### [THE PROBLEM]
Note each line of the listing that contains the string "this", and copy it.

(Figure record listings)
▬▬▬
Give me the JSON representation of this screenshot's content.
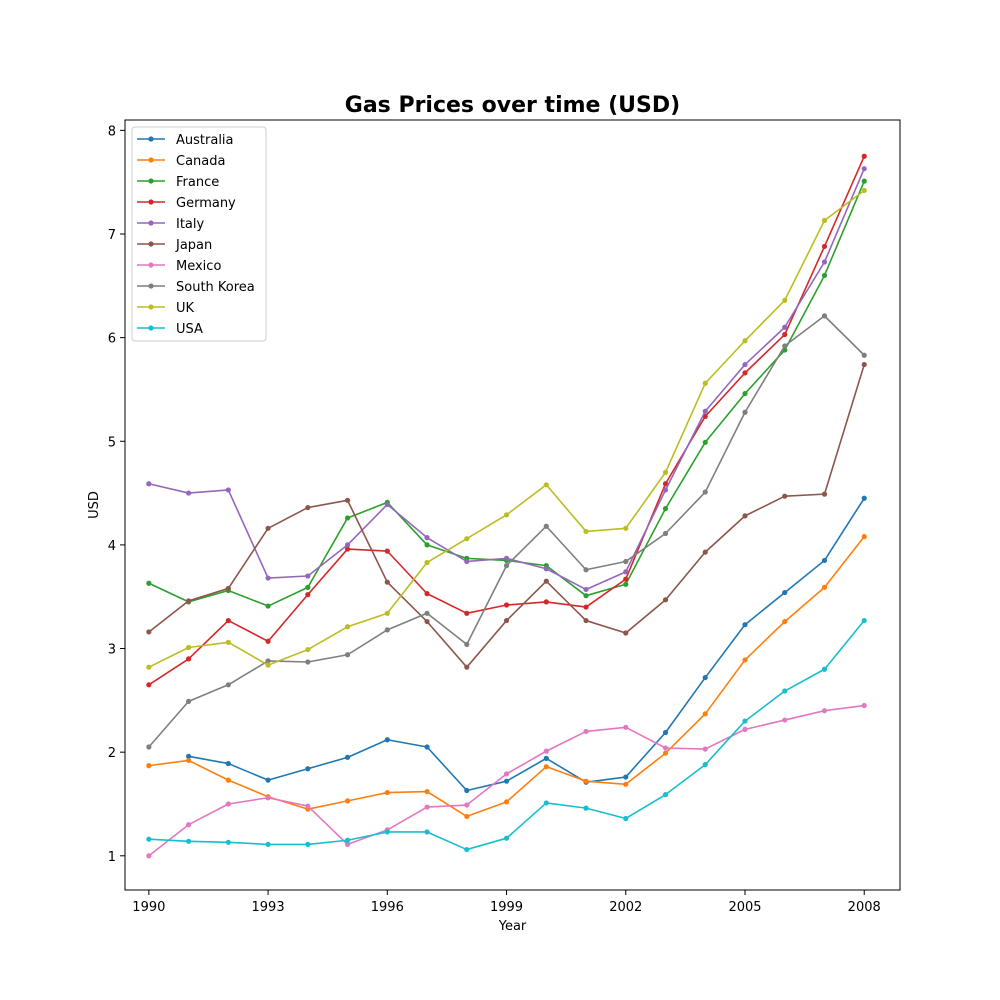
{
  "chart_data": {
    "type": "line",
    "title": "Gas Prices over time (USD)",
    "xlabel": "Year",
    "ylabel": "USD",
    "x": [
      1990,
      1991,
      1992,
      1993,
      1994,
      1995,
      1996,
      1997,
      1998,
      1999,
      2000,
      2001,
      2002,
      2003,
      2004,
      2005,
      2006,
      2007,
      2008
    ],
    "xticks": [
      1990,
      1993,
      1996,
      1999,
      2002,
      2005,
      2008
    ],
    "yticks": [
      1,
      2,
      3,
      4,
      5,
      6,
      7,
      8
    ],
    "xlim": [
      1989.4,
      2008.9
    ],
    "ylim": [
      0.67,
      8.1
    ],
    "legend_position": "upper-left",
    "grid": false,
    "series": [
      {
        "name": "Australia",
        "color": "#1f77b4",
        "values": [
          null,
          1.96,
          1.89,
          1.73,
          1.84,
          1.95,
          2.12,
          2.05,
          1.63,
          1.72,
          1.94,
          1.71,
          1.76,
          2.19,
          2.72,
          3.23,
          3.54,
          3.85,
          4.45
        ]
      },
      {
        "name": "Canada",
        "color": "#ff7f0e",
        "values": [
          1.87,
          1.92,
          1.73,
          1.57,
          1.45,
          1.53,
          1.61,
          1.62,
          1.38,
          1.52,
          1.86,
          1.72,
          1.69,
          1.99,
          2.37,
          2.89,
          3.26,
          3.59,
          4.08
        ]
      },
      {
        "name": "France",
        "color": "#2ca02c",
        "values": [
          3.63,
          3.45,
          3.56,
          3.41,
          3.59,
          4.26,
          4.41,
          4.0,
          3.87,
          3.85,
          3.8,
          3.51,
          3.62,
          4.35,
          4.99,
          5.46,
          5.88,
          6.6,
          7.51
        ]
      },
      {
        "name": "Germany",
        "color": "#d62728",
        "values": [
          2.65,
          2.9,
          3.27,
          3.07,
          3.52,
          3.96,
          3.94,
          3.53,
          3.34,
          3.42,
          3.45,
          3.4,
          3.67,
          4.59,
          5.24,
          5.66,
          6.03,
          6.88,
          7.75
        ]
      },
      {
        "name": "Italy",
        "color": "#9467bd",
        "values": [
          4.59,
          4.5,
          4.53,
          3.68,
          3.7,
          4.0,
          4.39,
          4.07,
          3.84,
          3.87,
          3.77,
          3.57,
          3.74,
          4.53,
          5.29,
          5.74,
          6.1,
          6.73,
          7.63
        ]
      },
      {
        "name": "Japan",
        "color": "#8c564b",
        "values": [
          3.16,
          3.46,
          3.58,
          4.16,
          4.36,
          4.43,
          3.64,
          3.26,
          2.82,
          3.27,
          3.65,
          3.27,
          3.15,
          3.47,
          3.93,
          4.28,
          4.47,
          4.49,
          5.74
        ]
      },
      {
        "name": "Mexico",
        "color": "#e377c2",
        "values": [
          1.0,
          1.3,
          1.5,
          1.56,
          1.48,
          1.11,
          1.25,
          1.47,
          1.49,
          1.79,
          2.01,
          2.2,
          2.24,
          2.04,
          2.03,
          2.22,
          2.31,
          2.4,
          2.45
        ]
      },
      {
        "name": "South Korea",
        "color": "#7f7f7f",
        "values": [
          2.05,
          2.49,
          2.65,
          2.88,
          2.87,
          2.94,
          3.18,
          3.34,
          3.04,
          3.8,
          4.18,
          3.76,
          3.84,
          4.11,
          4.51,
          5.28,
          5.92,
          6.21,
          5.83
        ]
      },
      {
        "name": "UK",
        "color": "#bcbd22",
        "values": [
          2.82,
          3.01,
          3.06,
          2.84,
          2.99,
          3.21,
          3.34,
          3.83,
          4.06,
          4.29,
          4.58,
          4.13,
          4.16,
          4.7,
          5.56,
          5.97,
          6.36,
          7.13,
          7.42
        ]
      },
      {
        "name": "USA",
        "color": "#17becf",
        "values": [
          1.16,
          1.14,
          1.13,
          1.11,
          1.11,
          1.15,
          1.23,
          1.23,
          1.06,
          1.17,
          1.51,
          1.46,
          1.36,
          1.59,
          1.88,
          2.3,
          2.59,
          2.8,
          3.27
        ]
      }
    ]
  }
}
▬▬▬
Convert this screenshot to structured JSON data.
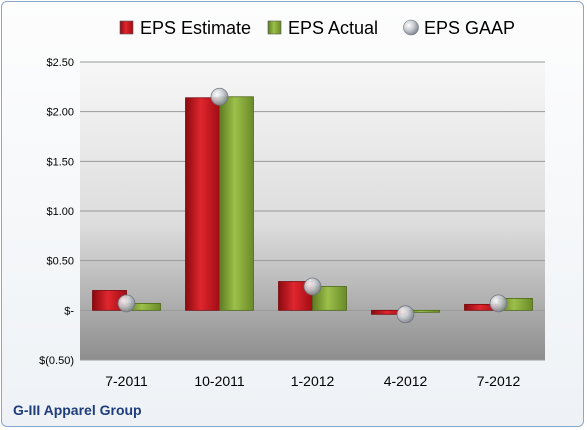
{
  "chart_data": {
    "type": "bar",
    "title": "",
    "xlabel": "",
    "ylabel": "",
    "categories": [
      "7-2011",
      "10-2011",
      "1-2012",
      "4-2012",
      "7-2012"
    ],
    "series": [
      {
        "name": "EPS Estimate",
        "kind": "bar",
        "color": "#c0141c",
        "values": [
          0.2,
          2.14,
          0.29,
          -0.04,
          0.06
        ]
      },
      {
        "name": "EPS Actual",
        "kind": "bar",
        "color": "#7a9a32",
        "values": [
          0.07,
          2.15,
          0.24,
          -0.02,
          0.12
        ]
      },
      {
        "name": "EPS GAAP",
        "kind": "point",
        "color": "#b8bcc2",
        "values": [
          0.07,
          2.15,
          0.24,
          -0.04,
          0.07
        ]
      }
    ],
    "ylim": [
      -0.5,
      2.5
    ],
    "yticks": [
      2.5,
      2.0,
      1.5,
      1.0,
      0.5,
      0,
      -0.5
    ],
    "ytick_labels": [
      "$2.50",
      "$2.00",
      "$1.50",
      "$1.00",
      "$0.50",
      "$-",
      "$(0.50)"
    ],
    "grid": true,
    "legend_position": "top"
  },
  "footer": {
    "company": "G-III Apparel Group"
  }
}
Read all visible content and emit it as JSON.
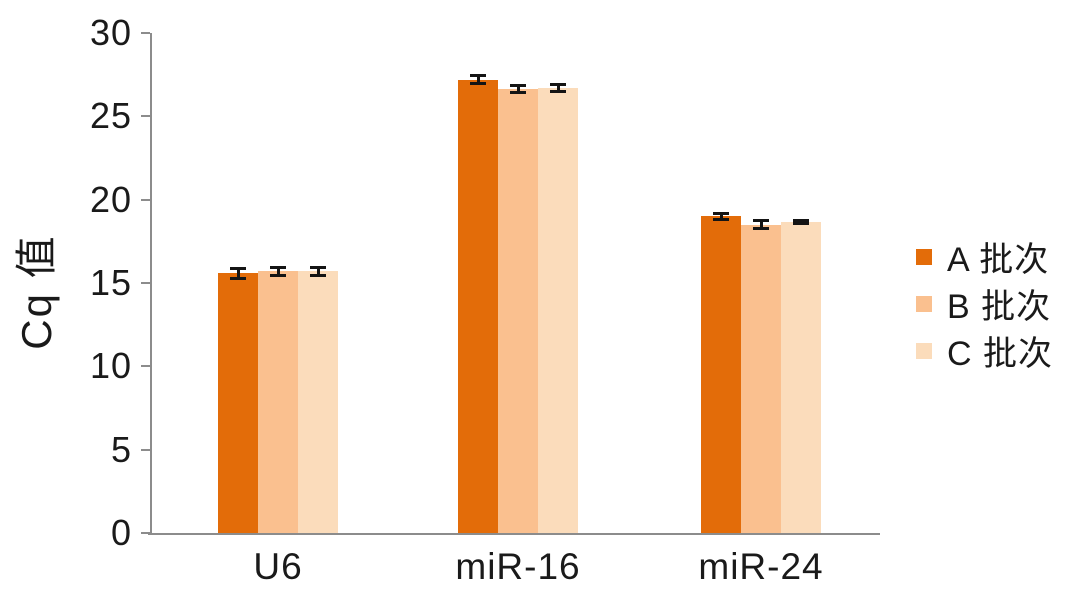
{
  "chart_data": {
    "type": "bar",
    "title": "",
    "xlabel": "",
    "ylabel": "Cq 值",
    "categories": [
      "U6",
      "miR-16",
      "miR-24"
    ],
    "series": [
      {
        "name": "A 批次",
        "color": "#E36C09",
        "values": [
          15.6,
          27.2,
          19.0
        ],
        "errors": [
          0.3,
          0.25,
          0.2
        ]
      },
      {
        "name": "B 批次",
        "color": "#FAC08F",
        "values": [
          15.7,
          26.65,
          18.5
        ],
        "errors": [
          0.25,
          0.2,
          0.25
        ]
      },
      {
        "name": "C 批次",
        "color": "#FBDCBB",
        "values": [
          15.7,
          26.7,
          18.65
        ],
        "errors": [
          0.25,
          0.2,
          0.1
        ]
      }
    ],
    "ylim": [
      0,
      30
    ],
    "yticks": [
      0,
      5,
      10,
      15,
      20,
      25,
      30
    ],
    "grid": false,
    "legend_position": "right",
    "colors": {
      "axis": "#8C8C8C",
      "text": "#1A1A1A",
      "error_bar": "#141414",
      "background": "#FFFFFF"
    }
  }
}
▬▬▬
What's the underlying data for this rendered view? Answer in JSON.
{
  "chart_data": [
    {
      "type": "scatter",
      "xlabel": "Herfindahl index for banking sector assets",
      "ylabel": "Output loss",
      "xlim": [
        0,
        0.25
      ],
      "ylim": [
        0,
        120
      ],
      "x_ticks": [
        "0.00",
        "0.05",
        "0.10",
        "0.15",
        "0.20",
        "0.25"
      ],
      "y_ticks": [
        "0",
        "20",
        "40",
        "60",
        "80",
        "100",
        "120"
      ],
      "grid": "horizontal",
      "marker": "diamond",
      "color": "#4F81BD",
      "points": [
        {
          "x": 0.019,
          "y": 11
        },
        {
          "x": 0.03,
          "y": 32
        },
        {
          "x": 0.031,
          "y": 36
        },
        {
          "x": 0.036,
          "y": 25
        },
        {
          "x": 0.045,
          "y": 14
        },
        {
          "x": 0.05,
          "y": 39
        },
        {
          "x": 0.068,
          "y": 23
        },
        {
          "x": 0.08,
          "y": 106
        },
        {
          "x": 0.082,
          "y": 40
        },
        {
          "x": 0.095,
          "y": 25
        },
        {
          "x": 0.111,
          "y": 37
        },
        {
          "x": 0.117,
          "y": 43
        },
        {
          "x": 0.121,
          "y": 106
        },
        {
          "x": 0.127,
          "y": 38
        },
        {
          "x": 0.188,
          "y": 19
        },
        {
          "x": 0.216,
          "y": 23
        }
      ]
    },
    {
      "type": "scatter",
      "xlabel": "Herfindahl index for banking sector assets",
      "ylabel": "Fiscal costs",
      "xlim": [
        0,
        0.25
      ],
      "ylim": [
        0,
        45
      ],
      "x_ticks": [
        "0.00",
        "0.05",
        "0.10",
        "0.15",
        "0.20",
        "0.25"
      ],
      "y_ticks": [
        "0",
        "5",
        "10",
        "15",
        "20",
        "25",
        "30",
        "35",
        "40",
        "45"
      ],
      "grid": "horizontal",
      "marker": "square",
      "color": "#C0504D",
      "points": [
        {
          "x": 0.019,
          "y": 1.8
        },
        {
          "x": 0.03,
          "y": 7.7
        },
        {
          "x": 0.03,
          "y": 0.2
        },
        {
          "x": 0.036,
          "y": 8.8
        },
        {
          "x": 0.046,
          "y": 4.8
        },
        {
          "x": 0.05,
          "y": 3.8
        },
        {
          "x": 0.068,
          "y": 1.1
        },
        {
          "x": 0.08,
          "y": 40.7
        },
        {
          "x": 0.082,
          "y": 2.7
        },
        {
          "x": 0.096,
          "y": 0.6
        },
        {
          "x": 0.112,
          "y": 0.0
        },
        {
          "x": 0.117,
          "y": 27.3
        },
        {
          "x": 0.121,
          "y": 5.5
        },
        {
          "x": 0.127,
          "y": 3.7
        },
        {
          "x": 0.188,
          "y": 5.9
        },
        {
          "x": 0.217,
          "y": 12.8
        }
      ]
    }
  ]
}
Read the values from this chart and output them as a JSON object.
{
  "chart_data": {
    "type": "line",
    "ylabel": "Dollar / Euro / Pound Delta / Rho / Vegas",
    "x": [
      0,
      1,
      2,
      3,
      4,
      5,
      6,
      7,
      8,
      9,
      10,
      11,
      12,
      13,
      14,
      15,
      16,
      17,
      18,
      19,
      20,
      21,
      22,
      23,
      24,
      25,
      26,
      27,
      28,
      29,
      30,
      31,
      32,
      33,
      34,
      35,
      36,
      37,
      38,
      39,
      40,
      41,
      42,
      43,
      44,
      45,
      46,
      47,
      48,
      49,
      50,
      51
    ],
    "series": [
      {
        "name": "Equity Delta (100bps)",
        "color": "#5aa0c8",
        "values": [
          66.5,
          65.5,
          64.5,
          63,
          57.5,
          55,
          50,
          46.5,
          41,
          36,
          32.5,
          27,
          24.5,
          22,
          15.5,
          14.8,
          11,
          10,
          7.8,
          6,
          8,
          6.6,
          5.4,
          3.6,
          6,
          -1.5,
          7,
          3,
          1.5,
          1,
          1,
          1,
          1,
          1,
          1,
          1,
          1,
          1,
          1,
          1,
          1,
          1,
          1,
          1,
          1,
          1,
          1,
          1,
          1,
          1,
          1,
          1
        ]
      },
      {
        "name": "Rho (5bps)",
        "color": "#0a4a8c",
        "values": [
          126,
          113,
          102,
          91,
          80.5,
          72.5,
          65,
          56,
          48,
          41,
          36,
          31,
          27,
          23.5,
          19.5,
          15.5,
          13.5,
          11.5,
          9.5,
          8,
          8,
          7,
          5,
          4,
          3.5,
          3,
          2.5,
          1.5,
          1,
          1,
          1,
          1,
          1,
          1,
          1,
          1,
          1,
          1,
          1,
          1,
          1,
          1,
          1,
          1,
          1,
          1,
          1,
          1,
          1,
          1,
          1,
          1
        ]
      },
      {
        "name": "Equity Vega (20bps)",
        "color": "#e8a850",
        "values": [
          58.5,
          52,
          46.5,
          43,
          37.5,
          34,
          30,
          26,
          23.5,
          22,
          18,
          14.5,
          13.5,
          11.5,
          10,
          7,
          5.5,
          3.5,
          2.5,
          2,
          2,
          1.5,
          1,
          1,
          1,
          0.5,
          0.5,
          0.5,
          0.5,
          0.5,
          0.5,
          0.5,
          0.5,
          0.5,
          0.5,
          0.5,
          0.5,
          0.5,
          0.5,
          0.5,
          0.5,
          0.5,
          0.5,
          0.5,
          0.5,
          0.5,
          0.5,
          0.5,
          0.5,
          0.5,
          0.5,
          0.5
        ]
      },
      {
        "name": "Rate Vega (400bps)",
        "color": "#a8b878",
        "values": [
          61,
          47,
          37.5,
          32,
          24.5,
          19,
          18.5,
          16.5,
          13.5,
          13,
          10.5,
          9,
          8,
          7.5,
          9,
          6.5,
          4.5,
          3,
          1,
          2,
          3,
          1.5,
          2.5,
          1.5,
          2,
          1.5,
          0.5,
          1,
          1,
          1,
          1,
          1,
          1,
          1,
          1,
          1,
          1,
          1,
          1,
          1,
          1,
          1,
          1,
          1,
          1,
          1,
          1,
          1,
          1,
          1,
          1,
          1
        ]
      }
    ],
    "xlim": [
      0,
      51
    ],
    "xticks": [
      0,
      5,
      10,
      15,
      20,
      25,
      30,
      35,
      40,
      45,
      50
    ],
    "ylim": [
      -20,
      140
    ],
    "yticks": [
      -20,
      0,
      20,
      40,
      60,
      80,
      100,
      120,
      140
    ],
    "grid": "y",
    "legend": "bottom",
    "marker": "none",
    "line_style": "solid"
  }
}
▬▬▬
### [WRITTEN SOLUTION]
Give me the JSON representation of this screenshot's content.
Convert this screenshot to structured JSON data.
What's the underlying data for this rendered view? Answer in JSON.
Read the values from this chart and output them as a JSON object.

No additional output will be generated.